TASK REQUIREMENTS:
Your task is to write out the complete listing exactly as it is shown.

(Extracted records)
***

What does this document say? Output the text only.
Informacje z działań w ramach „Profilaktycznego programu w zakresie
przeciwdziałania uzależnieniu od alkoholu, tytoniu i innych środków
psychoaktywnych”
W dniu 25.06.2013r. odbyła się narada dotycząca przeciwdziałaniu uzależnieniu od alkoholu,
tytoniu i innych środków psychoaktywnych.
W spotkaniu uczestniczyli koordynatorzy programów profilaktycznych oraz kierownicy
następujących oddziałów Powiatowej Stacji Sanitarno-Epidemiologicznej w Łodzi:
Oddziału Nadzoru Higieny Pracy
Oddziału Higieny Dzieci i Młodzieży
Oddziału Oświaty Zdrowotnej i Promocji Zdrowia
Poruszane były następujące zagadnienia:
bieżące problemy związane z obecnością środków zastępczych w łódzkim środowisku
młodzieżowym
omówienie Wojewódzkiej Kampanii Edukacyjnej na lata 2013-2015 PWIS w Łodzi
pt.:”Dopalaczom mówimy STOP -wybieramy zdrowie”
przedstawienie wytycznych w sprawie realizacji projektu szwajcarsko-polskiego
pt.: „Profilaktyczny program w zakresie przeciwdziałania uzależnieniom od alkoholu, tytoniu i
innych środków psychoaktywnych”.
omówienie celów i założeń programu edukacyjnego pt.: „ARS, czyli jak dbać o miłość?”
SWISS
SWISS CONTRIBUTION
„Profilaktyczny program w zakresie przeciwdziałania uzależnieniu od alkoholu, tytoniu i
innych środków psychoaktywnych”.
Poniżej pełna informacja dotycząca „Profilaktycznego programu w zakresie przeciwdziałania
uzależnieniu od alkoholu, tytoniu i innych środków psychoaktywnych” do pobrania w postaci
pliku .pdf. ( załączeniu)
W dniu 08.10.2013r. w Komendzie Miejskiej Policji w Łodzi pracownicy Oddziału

***

EXPECTED ANSWER:
What does this document say? Output the text only.
Informacje z działań w ramach „Profilaktycznego programu w zakresie
przeciwdziałania uzależnieniu od alkoholu, tytoniu i innych środków
psychoaktywnych”
W dniu 25.06.2013r. odbyła się narada dotycząca przeciwdziałaniu uzależnieniu od alkoholu,
tytoniu i innych środków psychoaktywnych.
W spotkaniu uczestniczyli koordynatorzy programów profilaktycznych oraz kierownicy
następujących oddziałów Powiatowej Stacji Sanitarno-Epidemiologicznej w Łodzi:
Oddziału Nadzoru Higieny Pracy
Oddziału Higieny Dzieci i Młodzieży
Oddziału Oświaty Zdrowotnej i Promocji Zdrowia
Poruszane były następujące zagadnienia:
bieżące problemy związane z obecnością środków zastępczych w łódzkim środowisku
młodzieżowym
omówienie Wojewódzkiej Kampanii Edukacyjnej na lata 2013-2015 PWIS w Łodzi
pt.:”Dopalaczom mówimy STOP -wybieramy zdrowie”
przedstawienie wytycznych w sprawie realizacji projektu szwajcarsko-polskiego
pt.: „Profilaktyczny program w zakresie przeciwdziałania uzależnieniom od alkoholu, tytoniu i
innych środków psychoaktywnych”.
omówienie celów i założeń programu edukacyjnego pt.: „ARS, czyli jak dbać o miłość?”
SWISS
SWISS CONTRIBUTION
„Profilaktyczny program w zakresie przeciwdziałania uzależnieniu od alkoholu, tytoniu i
innych środków psychoaktywnych”.
Poniżej pełna informacja dotycząca „Profilaktycznego programu w zakresie przeciwdziałania
uzależnieniu od alkoholu, tytoniu i innych środków psychoaktywnych” do pobrania w postaci
pliku .pdf. ( załączeniu)
W dniu 08.10.2013r. w Komendzie Miejskiej Policji w Łodzi pracownicy Oddziału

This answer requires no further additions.